(Exercise goal):
Extract every line from the records below that contains the word "femisowems".

(Dataset records):
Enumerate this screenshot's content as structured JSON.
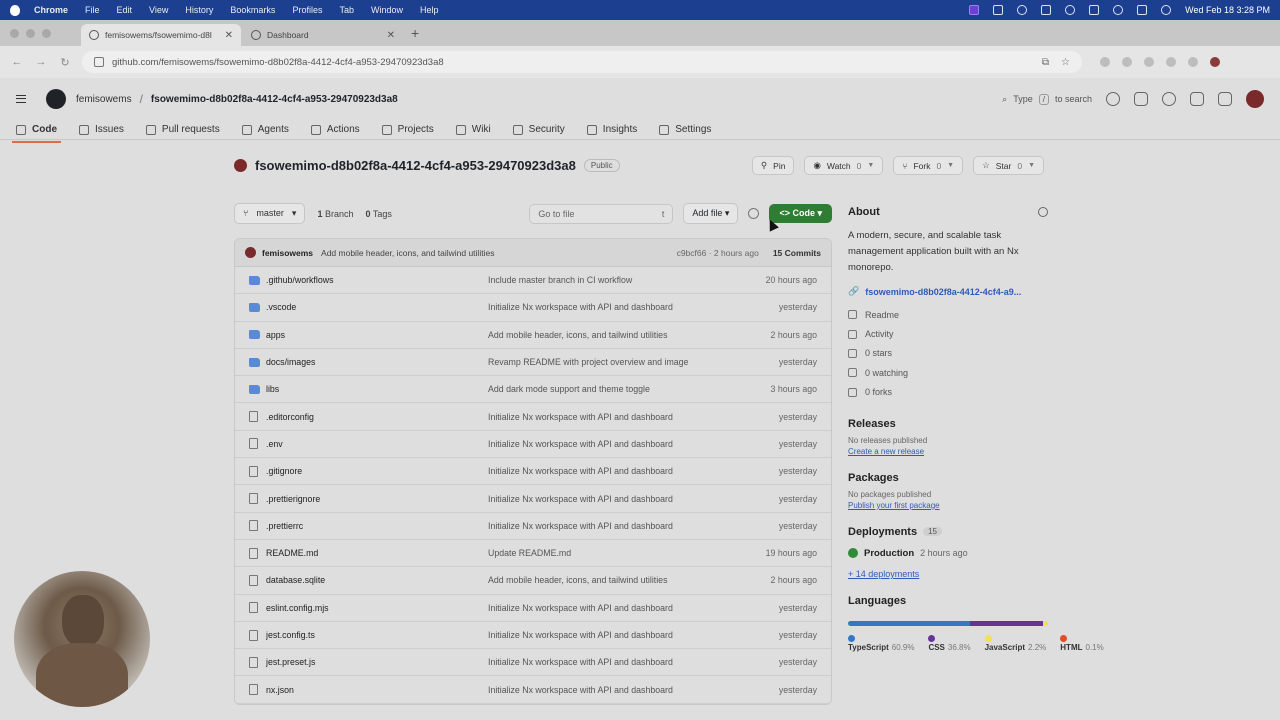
{
  "menubar": {
    "items": [
      "Chrome",
      "File",
      "Edit",
      "View",
      "History",
      "Bookmarks",
      "Profiles",
      "Tab",
      "Window",
      "Help"
    ],
    "clock": "Wed Feb 18  3:28 PM"
  },
  "browser": {
    "tabs": [
      {
        "label": "femisowems/fsowemimo-d8l",
        "active": true
      },
      {
        "label": "Dashboard",
        "active": false
      }
    ],
    "url": "github.com/femisowems/fsowemimo-d8b02f8a-4412-4cf4-a953-29470923d3a8"
  },
  "gh": {
    "owner": "femisowems",
    "repo": "fsowemimo-d8b02f8a-4412-4cf4-a953-29470923d3a8",
    "search": {
      "prefix": "Type",
      "key": "/",
      "suffix": "to search"
    },
    "tabs": [
      "Code",
      "Issues",
      "Pull requests",
      "Agents",
      "Actions",
      "Projects",
      "Wiki",
      "Security",
      "Insights",
      "Settings"
    ],
    "visibility": "Public",
    "pin_label": "Pin",
    "watch": {
      "label": "Watch",
      "count": "0"
    },
    "fork": {
      "label": "Fork",
      "count": "0"
    },
    "star": {
      "label": "Star",
      "count": "0"
    },
    "branch": "master",
    "branches_count": "1",
    "branches_label": "Branch",
    "tags_count": "0",
    "tags_label": "Tags",
    "goto_file": "Go to file",
    "goto_key": "t",
    "add_file": "Add file",
    "code_button": "Code",
    "latest_commit": {
      "author": "femisowems",
      "message": "Add mobile header, icons, and tailwind utilities",
      "hash_time": "c9bcf66 · 2 hours ago",
      "commits": "15 Commits"
    },
    "files": [
      {
        "type": "folder",
        "name": ".github/workflows",
        "message": "Include master branch in CI workflow",
        "time": "20 hours ago"
      },
      {
        "type": "folder",
        "name": ".vscode",
        "message": "Initialize Nx workspace with API and dashboard",
        "time": "yesterday"
      },
      {
        "type": "folder",
        "name": "apps",
        "message": "Add mobile header, icons, and tailwind utilities",
        "time": "2 hours ago"
      },
      {
        "type": "folder",
        "name": "docs/images",
        "message": "Revamp README with project overview and image",
        "time": "yesterday"
      },
      {
        "type": "folder",
        "name": "libs",
        "message": "Add dark mode support and theme toggle",
        "time": "3 hours ago"
      },
      {
        "type": "file",
        "name": ".editorconfig",
        "message": "Initialize Nx workspace with API and dashboard",
        "time": "yesterday"
      },
      {
        "type": "file",
        "name": ".env",
        "message": "Initialize Nx workspace with API and dashboard",
        "time": "yesterday"
      },
      {
        "type": "file",
        "name": ".gitignore",
        "message": "Initialize Nx workspace with API and dashboard",
        "time": "yesterday"
      },
      {
        "type": "file",
        "name": ".prettierignore",
        "message": "Initialize Nx workspace with API and dashboard",
        "time": "yesterday"
      },
      {
        "type": "file",
        "name": ".prettierrc",
        "message": "Initialize Nx workspace with API and dashboard",
        "time": "yesterday"
      },
      {
        "type": "file",
        "name": "README.md",
        "message": "Update README.md",
        "time": "19 hours ago"
      },
      {
        "type": "file",
        "name": "database.sqlite",
        "message": "Add mobile header, icons, and tailwind utilities",
        "time": "2 hours ago"
      },
      {
        "type": "file",
        "name": "eslint.config.mjs",
        "message": "Initialize Nx workspace with API and dashboard",
        "time": "yesterday"
      },
      {
        "type": "file",
        "name": "jest.config.ts",
        "message": "Initialize Nx workspace with API and dashboard",
        "time": "yesterday"
      },
      {
        "type": "file",
        "name": "jest.preset.js",
        "message": "Initialize Nx workspace with API and dashboard",
        "time": "yesterday"
      },
      {
        "type": "file",
        "name": "nx.json",
        "message": "Initialize Nx workspace with API and dashboard",
        "time": "yesterday"
      }
    ],
    "about": {
      "heading": "About",
      "description": "A modern, secure, and scalable task management application built with an Nx monorepo.",
      "link": "fsowemimo-d8b02f8a-4412-4cf4-a9...",
      "items": [
        "Readme",
        "Activity",
        "0 stars",
        "0 watching",
        "0 forks"
      ]
    },
    "releases": {
      "heading": "Releases",
      "none": "No releases published",
      "create": "Create a new release"
    },
    "packages": {
      "heading": "Packages",
      "none": "No packages published",
      "publish": "Publish your first package"
    },
    "deployments": {
      "heading": "Deployments",
      "count": "15",
      "env": "Production",
      "time": "2 hours ago",
      "more": "+ 14 deployments"
    },
    "languages": {
      "heading": "Languages",
      "items": [
        {
          "name": "TypeScript",
          "pct": "60.9%",
          "value": 60.9,
          "color": "#3178c6"
        },
        {
          "name": "CSS",
          "pct": "36.8%",
          "value": 36.8,
          "color": "#663399"
        },
        {
          "name": "JavaScript",
          "pct": "2.2%",
          "value": 2.2,
          "color": "#f1e05a"
        },
        {
          "name": "HTML",
          "pct": "0.1%",
          "value": 0.1,
          "color": "#e34c26"
        }
      ]
    }
  }
}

(Reply):
        "label": "femisowems/fsowemimo-d8l",
    "url": "github.com/femisowems/fsowemimo-d8b02f8a-4412-4cf4-a953-29470923d3a8"
    "owner": "femisowems",
      "author": "femisowems",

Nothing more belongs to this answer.